> **WORK TO BE COMPLETED**:
Find the string "rizika" in the entries and copy each line that has it.

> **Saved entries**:
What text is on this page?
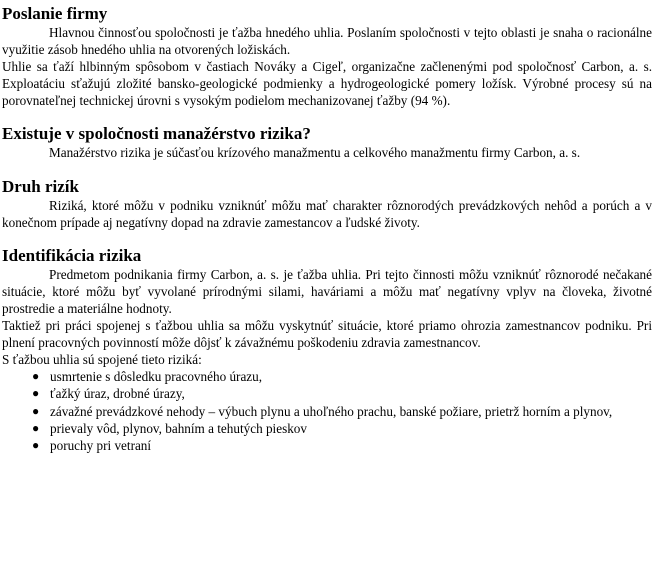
Poslanie firmy

Hlavnou činnosťou spoločnosti je ťažba hnedého uhlia. Poslaním spoločnosti v tejto oblasti je snaha o racionálne využitie zásob hnedého uhlia na otvorených ložiskách.

Uhlie sa ťaží hlbinným spôsobom v častiach Nováky a Cigeľ, organizačne začlenenými pod spoločnosť Carbon, a. s. Exploatáciu sťažujú zložité bansko-geologické podmienky a hydrogeologické pomery ložísk. Výrobné procesy sú na porovnateľnej technickej úrovni s vysokým podielom mechanizovanej ťažby (94 %).

Existuje v spoločnosti manažérstvo rizika?

Manažérstvo rizika je súčasťou krízového manažmentu a celkového manažmentu firmy Carbon, a. s.

Druh rizík

Riziká, ktoré môžu v podniku vzniknúť môžu mať charakter rôznorodých prevádzkových nehôd a porúch a v konečnom prípade aj negatívny dopad na zdravie zamestancov a ľudské životy.

Identifikácia rizika

Predmetom podnikania firmy Carbon, a. s. je ťažba uhlia. Pri tejto činnosti môžu vzniknúť rôznorodé nečakané situácie, ktoré môžu byť vyvolané prírodnými silami, haváriami a môžu mať negatívny vplyv na človeka, životné prostredie a materiálne hodnoty.

Taktiež pri práci spojenej s ťažbou uhlia sa môžu vyskytnúť situácie, ktoré priamo ohrozia zamestnancov podniku. Pri plnení pracovných povinností môže dôjsť k závažnému poškodeniu zdravia zamestnancov.

S ťažbou uhlia sú spojené tieto riziká:

● usmrtenie s dôsledku pracovného úrazu,
● ťažký úraz, drobné úrazy,
● závažné prevádzkové nehody – výbuch plynu a uhoľného prachu, banské požiare, prietrž horním a plynov,
● prievaly vôd, plynov, bahním a tehutých pieskov
● poruchy pri vetraní
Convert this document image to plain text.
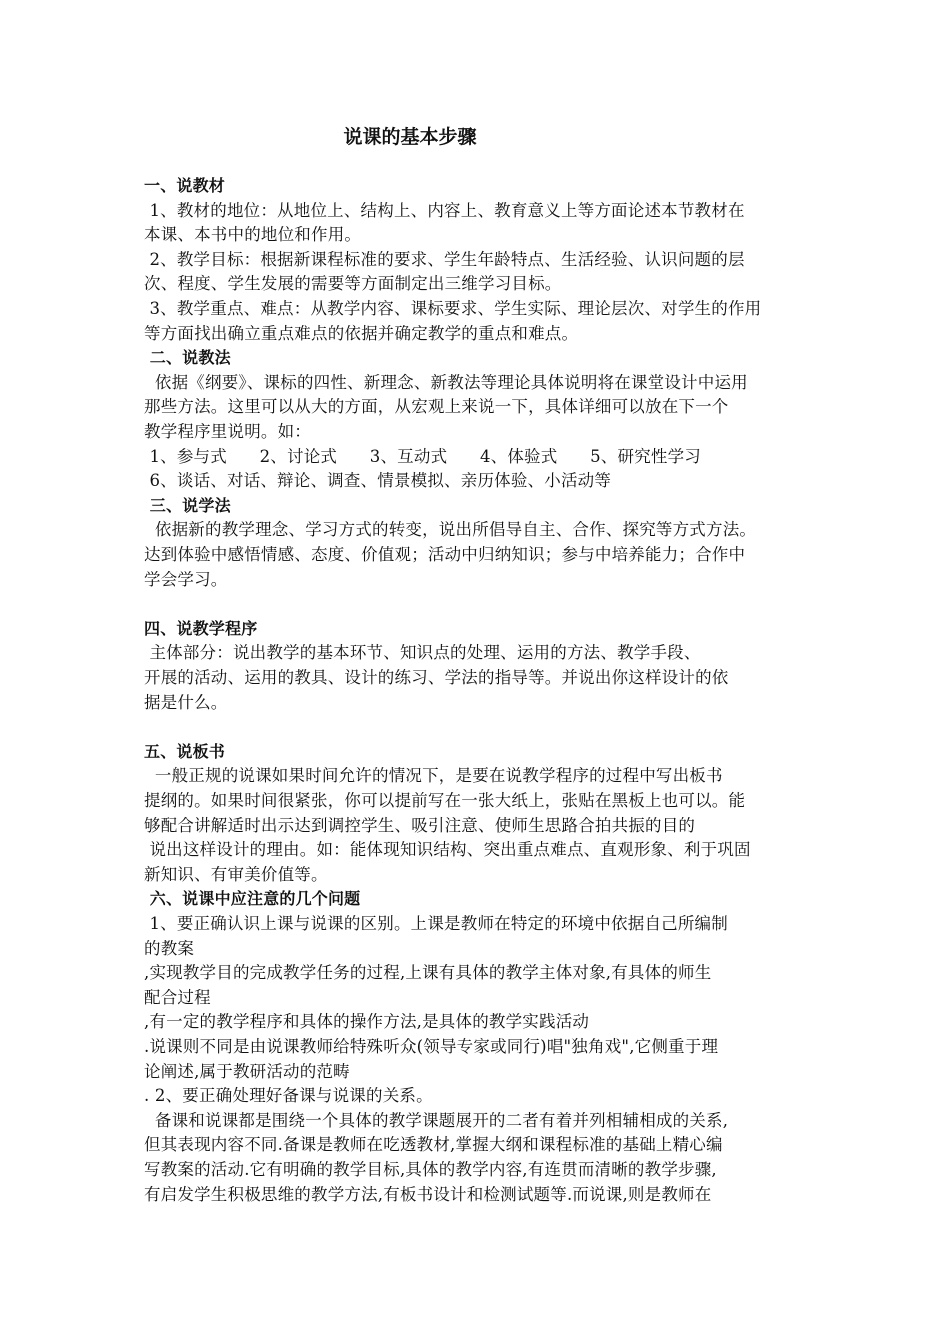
说课的基本步骤
一、说教材
1、教材的地位：从地位上、结构上、内容上、教育意义上等方面论述本节教材在
本课、本书中的地位和作用。
2、教学目标：根据新课程标准的要求、学生年龄特点、生活经验、认识问题的层
次、程度、学生发展的需要等方面制定出三维学习目标。
3、教学重点、难点：从教学内容、课标要求、学生实际、理论层次、对学生的作用
等方面找出确立重点难点的依据并确定教学的重点和难点。
二、说教法
依据《纲要》、课标的四性、新理念、新教法等理论具体说明将在课堂设计中运用
那些方法。这里可以从大的方面，从宏观上来说一下，具体详细可以放在下一个
教学程序里说明。如：
1、参与式      2、讨论式      3、互动式      4、体验式      5、研究性学习
6、谈话、对话、辩论、调查、情景模拟、亲历体验、小活动等
三、说学法
依据新的教学理念、学习方式的转变，说出所倡导自主、合作、探究等方式方法。
达到体验中感悟情感、态度、价值观；活动中归纳知识；参与中培养能力；合作中
学会学习。
四、说教学程序
主体部分：说出教学的基本环节、知识点的处理、运用的方法、教学手段、
开展的活动、运用的教具、设计的练习、学法的指导等。并说出你这样设计的依
据是什么。
五、说板书
一般正规的说课如果时间允许的情况下，是要在说教学程序的过程中写出板书
提纲的。如果时间很紧张，你可以提前写在一张大纸上，张贴在黑板上也可以。能
够配合讲解适时出示达到调控学生、吸引注意、使师生思路合拍共振的目的
说出这样设计的理由。如：能体现知识结构、突出重点难点、直观形象、利于巩固
新知识、有审美价值等。
六、说课中应注意的几个问题
1、要正确认识上课与说课的区别。上课是教师在特定的环境中依据自己所编制
的教案
,实现教学目的完成教学任务的过程,上课有具体的教学主体对象,有具体的师生
配合过程
,有一定的教学程序和具体的操作方法,是具体的教学实践活动
.说课则不同是由说课教师给特殊听众(领导专家或同行)唱"独角戏",它侧重于理
论阐述,属于教研活动的范畴
. 2、要正确处理好备课与说课的关系。
备课和说课都是围绕一个具体的教学课题展开的二者有着并列相辅相成的关系,
但其表现内容不同.备课是教师在吃透教材,掌握大纲和课程标准的基础上精心编
写教案的活动.它有明确的教学目标,具体的教学内容,有连贯而清晰的教学步骤,
有启发学生积极思维的教学方法,有板书设计和检测试题等.而说课,则是教师在
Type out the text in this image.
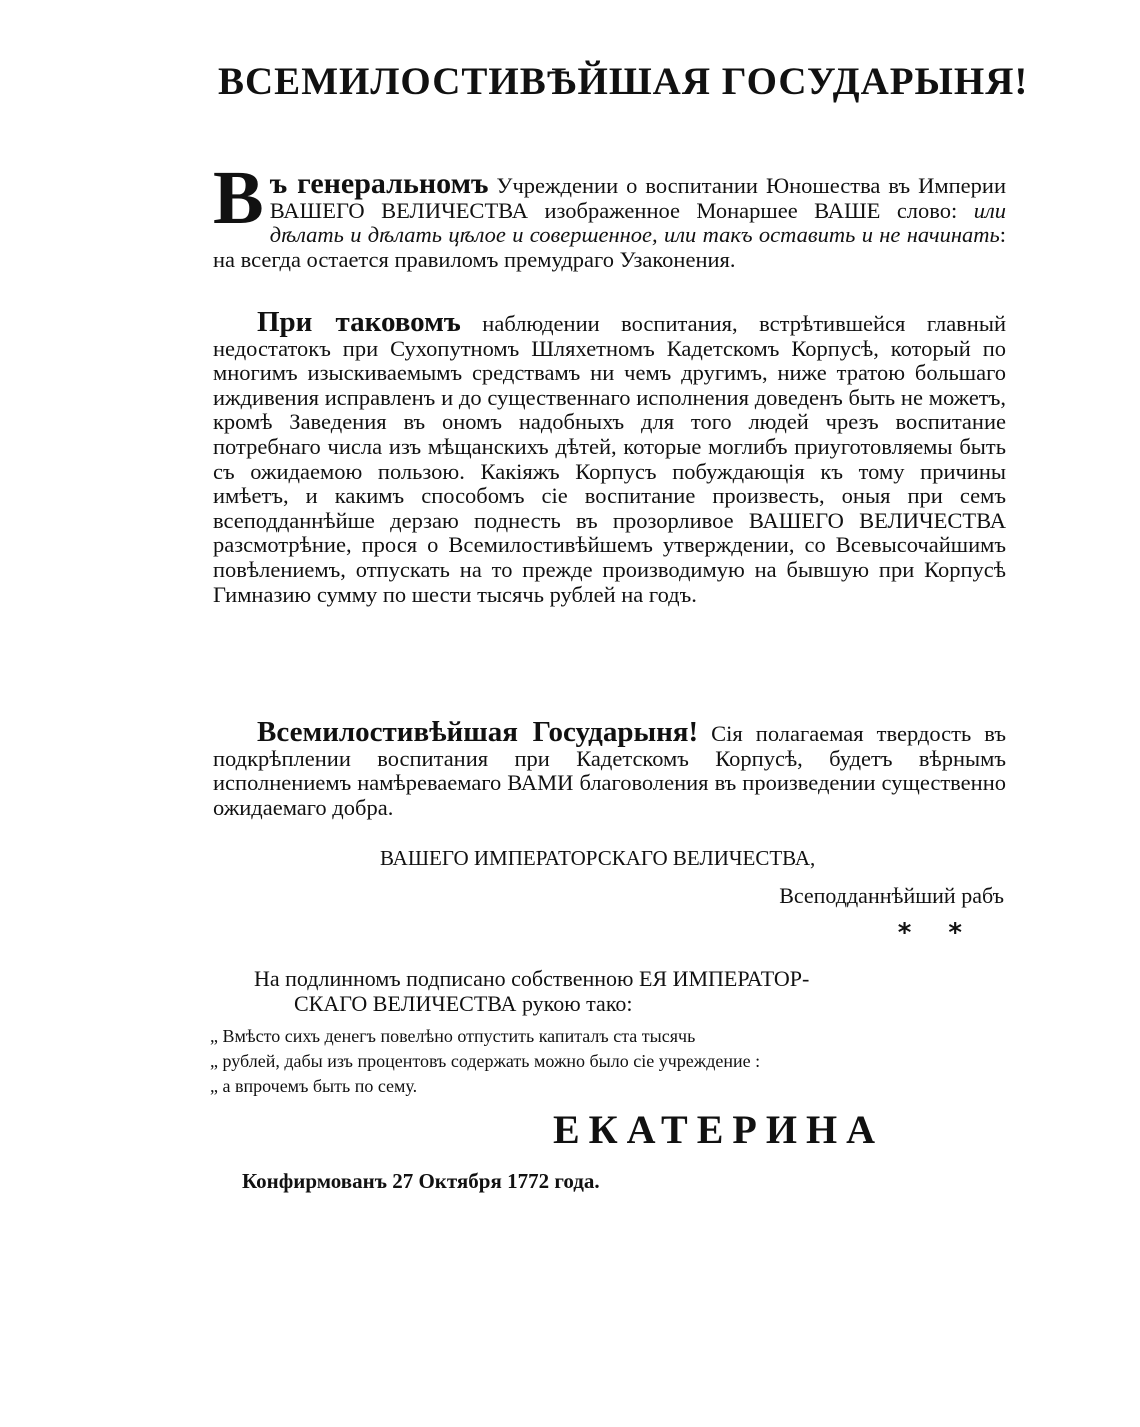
ВСЕМИЛОСТИВѢЙШАЯ ГОСУДАРЫНЯ!

Въ генеральномъ Учреждении о воспитании Юношества въ Империи ВАШЕГО ВЕЛИЧЕСТВА изображенное Монаршее ВАШЕ слово: или дѣлать и дѣлать цѣлое и совершенное, или такъ оставить и не начинать: на всегда остается правиломъ премудраго Узаконения.

При таковомъ наблюдении воспитания, встрѣтившейся главный недостатокъ при Сухопутномъ Шляхетномъ Кадетскомъ Корпусѣ, который по многимъ изыскиваемымъ средствамъ ни чемъ другимъ, ниже тратою большаго иждивения исправленъ и до существеннаго исполнения доведенъ быть не можетъ, кромѣ Заведения въ ономъ надобныхъ для того людей чрезъ воспитание потребнаго числа изъ мѣщанскихъ дѣтей, которые моглибъ приуготовляемы быть съ ожидаемою пользою. Какiяжъ Корпусъ побуждающiя къ тому причины имѣетъ, и какимъ способомъ сiе воспитание произвесть, оныя при семъ всеподданнѣйше дерзаю поднесть въ прозорливое ВАШЕГО ВЕЛИЧЕСТВА разсмотрѣние, прося о Всемилостивѣйшемъ утверждении, со Всевысочайшимъ повѣлениемъ, отпускать на то прежде производимую на бывшую при Корпусѣ Гимназию сумму по шести тысячь рублей на годъ.

Всемилостивѣйшая Государыня! Сiя полагаемая твердость въ подкрѣплении воспитания при Кадетскомъ Корпусѣ, будетъ вѣрнымъ исполнениемъ намѣреваемаго ВАМИ благоволения въ произведении существенно ожидаемаго добра.

ВАШЕГО ИМПЕРАТОРСКАГО ВЕЛИЧЕСТВА,
Всеподданнѣйший рабъ
* *

На подлинномъ подписано собственною ЕЯ ИМПЕРАТОР-
СКАГО ВЕЛИЧЕСТВА рукою тако:

„ Вмѣсто сихъ денегъ повелѣно отпустить капиталъ ста тысячь
„ рублей, дабы изъ процентовъ содержать можно было сiе учреждение :
„ а впрочемъ быть по сему.

ЕКАТЕРИНА
Конфирмованъ 27 Октября 1772 года.
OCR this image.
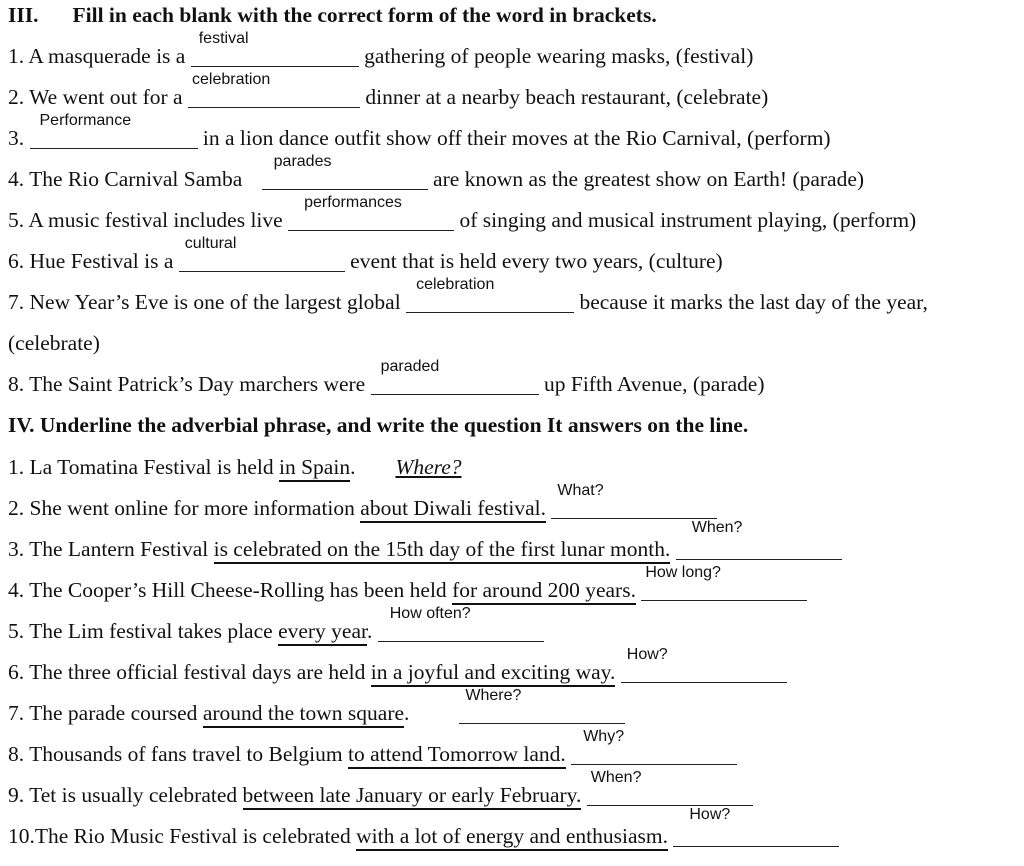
III. Fill in each blank with the correct form of the word in brackets.
1. A masquerade is a
festival
gathering of people wearing masks, (festival)
2. We went out for a
celebration
dinner at a nearby beach restaurant, (celebrate)
3.
Performance
in a lion dance outfit show off their moves at the Rio Carnival, (perform)
4. The Rio Carnival Samba
parades
are known as the greatest show on Earth! (parade)
5. A music festival includes live
performances
of singing and musical instrument playing, (perform)
6. Hue Festival is a
cultural
event that is held every two years, (culture)
7. New Year’s Eve is one of the largest global
celebration
because it marks the last day of the year,
(celebrate)
8. The Saint Patrick’s Day marchers were
paraded
up Fifth Avenue, (parade)
IV. Underline the adverbial phrase, and write the question It answers on the line.
1. La Tomatina Festival is held in Spain. Where?
2. She went online for more information about Diwali festival.
What?
3. The Lantern Festival is celebrated on the 15th day of the first lunar month.
When?
4. The Cooper’s Hill Cheese-Rolling has been held for around 200 years.
How long?
5. The Lim festival takes place every year.
How often?
6. The three official festival days are held in a joyful and exciting way.
How?
7. The parade coursed around the town square.
Where?
8. Thousands of fans travel to Belgium to attend Tomorrow land.
Why?
9. Tet is usually celebrated between late January or early February.
When?
10.The Rio Music Festival is celebrated with a lot of energy and enthusiasm.
How?
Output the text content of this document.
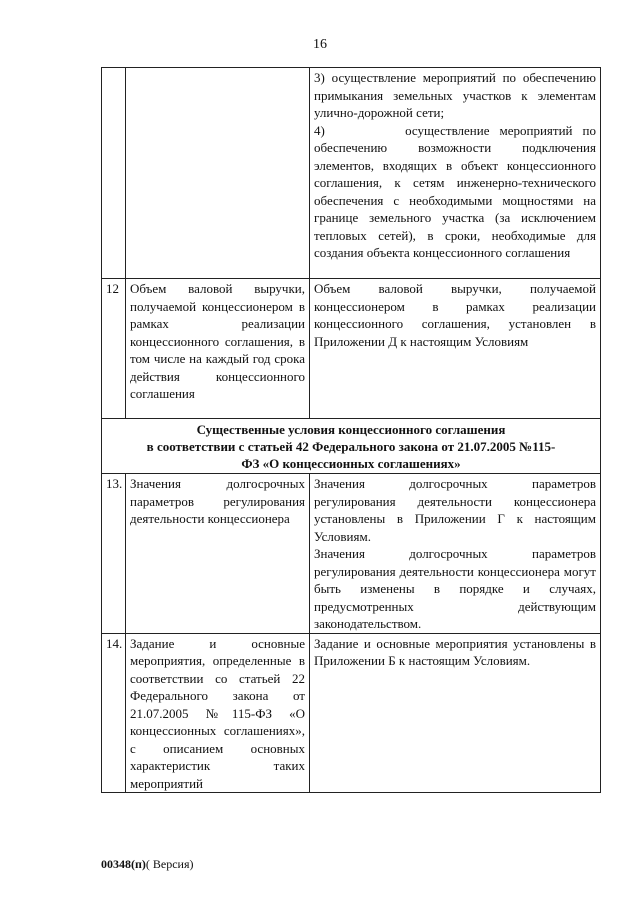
16

		3) осуществление мероприятий по обеспечению примыкания земельных участков к элементам улично-дорожной сети;

4)        осуществление мероприятий по обеспечению возможности подключения элементов, входящих в объект концессионного соглашения, к сетям инженерно-технического обеспечения с необходимыми мощностями на границе земельного участка (за исключением тепловых сетей), в сроки, необходимые для создания объекта концессионного соглашения

12	Объем валовой выручки, получаемой концессионером в рамках реализации концессионного соглашения, в том числе на каждый год срока действия концессионного соглашения	Объем валовой выручки, получаемой концессионером в рамках реализации концессионного соглашения, установлен в Приложении Д к настоящим Условиям

Существенные условия концессионного соглашения
в соответствии с статьей 42 Федерального закона от 21.07.2005 №115-
ФЗ «О концессионных соглашениях»		

13.	Значения долгосрочных параметров регулирования деятельности концессионера	Значения долгосрочных параметров регулирования деятельности концессионера установлены в Приложении Г к настоящим Условиям.

Значения долгосрочных параметров регулирования деятельности концессионера могут быть изменены в порядке и случаях, предусмотренных действующим законодательством.

14.	Задание и основные мероприятия, определенные в соответствии со статьей 22 Федерального закона от 21.07.2005 №115-ФЗ «О концессионных соглашениях», с описанием основных характеристик таких мероприятий	Задание и основные мероприятия установлены в Приложении Б к настоящим Условиям.

00348(п)( Версия)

> **EXERCISE RESPONSE**:
Existuje v spoločnosti manažérstvo rizika?
Manažérstvo rizika je súčasťou krízového manažmentu a celkového manažmentu firmy Carbon, a. s.
Identifikácia rizika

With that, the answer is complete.